* Given request:
Print the records verbatim, starting at the first line and ending at the line that contains "592, 1905, 622]".

+---+

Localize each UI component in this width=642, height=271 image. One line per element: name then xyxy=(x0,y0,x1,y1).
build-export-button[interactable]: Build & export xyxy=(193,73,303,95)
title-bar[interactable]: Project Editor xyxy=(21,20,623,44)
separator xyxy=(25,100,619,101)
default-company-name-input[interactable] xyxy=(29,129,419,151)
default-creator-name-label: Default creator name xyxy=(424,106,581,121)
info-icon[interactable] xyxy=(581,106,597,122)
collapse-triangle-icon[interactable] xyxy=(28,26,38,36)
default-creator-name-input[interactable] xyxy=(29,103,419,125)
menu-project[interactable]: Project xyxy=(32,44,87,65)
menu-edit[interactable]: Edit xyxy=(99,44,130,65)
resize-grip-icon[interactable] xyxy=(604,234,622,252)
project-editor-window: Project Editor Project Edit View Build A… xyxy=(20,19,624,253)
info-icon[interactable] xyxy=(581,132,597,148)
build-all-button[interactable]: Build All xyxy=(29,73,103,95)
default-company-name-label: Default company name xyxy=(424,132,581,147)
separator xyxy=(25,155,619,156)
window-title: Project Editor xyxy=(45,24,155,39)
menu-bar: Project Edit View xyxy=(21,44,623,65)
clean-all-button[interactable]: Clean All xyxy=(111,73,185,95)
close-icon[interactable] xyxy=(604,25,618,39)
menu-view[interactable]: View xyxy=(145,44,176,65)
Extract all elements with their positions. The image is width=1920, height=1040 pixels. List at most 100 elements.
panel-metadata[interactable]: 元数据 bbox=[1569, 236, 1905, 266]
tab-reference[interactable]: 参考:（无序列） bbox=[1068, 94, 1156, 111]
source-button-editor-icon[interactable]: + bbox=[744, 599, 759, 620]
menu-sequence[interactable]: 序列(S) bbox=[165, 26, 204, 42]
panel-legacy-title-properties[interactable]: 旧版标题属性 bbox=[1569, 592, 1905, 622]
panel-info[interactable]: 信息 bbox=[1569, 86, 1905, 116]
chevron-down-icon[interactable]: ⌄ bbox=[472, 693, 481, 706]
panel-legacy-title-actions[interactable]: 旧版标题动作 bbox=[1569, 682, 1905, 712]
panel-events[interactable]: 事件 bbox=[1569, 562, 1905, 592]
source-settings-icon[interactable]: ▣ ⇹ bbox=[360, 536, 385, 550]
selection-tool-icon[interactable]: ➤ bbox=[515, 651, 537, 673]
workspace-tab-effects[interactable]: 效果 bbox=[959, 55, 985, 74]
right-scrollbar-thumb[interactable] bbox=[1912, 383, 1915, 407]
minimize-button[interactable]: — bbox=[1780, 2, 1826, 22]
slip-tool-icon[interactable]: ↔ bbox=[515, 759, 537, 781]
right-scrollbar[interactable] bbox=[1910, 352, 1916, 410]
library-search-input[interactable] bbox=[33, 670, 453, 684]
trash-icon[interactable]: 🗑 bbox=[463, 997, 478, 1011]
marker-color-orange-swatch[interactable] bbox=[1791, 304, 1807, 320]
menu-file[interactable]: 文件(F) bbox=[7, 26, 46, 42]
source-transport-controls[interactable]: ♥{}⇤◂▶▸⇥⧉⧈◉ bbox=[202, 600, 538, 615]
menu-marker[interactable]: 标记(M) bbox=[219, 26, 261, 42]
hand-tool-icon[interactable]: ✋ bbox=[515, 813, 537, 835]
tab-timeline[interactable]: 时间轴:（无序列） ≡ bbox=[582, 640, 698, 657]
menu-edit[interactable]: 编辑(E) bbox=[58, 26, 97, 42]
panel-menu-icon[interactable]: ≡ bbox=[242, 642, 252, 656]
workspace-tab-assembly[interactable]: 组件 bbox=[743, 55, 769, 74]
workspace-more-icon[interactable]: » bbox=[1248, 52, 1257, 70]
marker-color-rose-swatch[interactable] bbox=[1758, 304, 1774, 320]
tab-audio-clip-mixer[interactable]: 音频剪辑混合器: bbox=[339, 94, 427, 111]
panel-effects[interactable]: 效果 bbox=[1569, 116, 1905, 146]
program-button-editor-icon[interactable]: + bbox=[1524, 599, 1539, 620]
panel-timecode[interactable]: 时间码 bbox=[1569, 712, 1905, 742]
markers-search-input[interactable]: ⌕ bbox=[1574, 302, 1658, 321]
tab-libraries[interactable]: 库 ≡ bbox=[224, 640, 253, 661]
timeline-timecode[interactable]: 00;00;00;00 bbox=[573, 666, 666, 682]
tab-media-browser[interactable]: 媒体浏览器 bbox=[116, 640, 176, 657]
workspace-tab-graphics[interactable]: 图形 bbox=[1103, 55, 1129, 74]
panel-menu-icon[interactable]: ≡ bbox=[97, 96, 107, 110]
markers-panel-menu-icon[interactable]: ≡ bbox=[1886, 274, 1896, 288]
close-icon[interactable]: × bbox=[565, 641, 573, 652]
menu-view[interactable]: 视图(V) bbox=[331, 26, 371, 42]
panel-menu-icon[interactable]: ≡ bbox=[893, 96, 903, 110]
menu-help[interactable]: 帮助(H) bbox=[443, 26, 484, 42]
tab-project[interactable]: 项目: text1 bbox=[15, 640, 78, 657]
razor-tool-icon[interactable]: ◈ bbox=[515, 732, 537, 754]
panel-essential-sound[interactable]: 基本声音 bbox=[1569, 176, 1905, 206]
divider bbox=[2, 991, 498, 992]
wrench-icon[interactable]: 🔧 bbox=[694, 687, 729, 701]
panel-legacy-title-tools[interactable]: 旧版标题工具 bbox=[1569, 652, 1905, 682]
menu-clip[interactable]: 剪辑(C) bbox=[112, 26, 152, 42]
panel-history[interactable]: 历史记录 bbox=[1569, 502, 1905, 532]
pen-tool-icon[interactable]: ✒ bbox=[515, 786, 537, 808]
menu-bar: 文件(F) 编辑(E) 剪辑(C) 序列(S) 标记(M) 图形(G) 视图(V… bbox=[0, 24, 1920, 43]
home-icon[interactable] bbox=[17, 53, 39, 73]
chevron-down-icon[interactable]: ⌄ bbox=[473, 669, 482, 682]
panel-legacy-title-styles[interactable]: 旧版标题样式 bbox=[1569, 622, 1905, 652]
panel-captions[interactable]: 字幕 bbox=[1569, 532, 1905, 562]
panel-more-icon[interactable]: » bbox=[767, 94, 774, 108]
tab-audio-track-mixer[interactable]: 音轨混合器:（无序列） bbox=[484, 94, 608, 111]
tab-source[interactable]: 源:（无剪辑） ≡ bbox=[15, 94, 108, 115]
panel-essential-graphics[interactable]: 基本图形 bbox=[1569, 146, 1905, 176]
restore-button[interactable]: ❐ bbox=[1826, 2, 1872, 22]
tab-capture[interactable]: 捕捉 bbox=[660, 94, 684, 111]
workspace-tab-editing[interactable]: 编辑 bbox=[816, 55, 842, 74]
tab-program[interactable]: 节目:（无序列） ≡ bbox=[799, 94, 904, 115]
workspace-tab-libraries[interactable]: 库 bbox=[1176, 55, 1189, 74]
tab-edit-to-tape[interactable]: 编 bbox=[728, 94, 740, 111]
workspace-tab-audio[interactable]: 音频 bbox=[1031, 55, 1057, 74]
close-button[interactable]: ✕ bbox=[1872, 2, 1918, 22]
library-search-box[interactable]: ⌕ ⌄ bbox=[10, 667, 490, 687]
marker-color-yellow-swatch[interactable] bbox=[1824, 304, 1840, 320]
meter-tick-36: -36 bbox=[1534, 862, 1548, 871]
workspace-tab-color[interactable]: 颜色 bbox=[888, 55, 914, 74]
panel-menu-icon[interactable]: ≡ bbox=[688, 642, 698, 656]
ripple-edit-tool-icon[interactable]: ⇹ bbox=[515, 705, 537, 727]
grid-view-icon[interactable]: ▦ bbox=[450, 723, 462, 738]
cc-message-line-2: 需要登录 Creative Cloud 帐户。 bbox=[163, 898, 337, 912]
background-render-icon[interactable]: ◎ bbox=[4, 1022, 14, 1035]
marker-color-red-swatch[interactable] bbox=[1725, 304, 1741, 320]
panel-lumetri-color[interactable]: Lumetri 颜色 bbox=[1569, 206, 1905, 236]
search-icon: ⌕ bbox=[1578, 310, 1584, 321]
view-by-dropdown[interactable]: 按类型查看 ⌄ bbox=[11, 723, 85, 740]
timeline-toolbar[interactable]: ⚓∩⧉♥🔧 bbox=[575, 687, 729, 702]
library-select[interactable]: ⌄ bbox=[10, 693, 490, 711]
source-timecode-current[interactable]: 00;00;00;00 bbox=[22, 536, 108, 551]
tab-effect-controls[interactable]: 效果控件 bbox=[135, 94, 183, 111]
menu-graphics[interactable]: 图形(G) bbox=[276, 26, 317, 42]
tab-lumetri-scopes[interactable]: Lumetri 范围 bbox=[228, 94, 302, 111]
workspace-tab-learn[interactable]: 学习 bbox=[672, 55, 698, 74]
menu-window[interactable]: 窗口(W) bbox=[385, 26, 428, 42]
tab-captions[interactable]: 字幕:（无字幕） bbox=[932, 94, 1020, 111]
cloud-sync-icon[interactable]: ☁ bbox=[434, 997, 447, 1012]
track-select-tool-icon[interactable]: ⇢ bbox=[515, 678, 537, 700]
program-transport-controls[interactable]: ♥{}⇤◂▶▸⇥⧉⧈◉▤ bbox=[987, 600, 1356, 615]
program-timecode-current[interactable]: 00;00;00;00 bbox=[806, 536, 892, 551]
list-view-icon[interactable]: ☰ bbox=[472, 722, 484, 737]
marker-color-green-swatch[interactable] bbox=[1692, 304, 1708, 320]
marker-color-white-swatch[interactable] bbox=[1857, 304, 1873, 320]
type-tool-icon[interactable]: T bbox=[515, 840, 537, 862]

+---+

* Complete answer:
Localize each UI component in this width=642, height=271 image. One line per element: name then xyxy=(x0,y0,x1,y1).
build-export-button[interactable]: Build & export xyxy=(193,73,303,95)
title-bar[interactable]: Project Editor xyxy=(21,20,623,44)
separator xyxy=(25,100,619,101)
default-company-name-input[interactable] xyxy=(29,129,419,151)
default-creator-name-label: Default creator name xyxy=(424,106,581,121)
info-icon[interactable] xyxy=(581,106,597,122)
collapse-triangle-icon[interactable] xyxy=(28,26,38,36)
default-creator-name-input[interactable] xyxy=(29,103,419,125)
menu-project[interactable]: Project xyxy=(32,44,87,65)
menu-edit[interactable]: Edit xyxy=(99,44,130,65)
resize-grip-icon[interactable] xyxy=(604,234,622,252)
project-editor-window: Project Editor Project Edit View Build A… xyxy=(20,19,624,253)
info-icon[interactable] xyxy=(581,132,597,148)
build-all-button[interactable]: Build All xyxy=(29,73,103,95)
default-company-name-label: Default company name xyxy=(424,132,581,147)
separator xyxy=(25,155,619,156)
window-title: Project Editor xyxy=(45,24,155,39)
menu-bar: Project Edit View xyxy=(21,44,623,65)
clean-all-button[interactable]: Clean All xyxy=(111,73,185,95)
close-icon[interactable] xyxy=(604,25,618,39)
menu-view[interactable]: View xyxy=(145,44,176,65)
Extract all elements with their positions. The image is width=1920, height=1040 pixels. List at most 100 elements.
panel-metadata[interactable]: 元数据 bbox=[1569, 236, 1905, 266]
tab-reference[interactable]: 参考:（无序列） bbox=[1068, 94, 1156, 111]
source-button-editor-icon[interactable]: + bbox=[744, 599, 759, 620]
menu-sequence[interactable]: 序列(S) bbox=[165, 26, 204, 42]
panel-legacy-title-properties[interactable]: 旧版标题属性 bbox=[1569, 592, 1905, 622]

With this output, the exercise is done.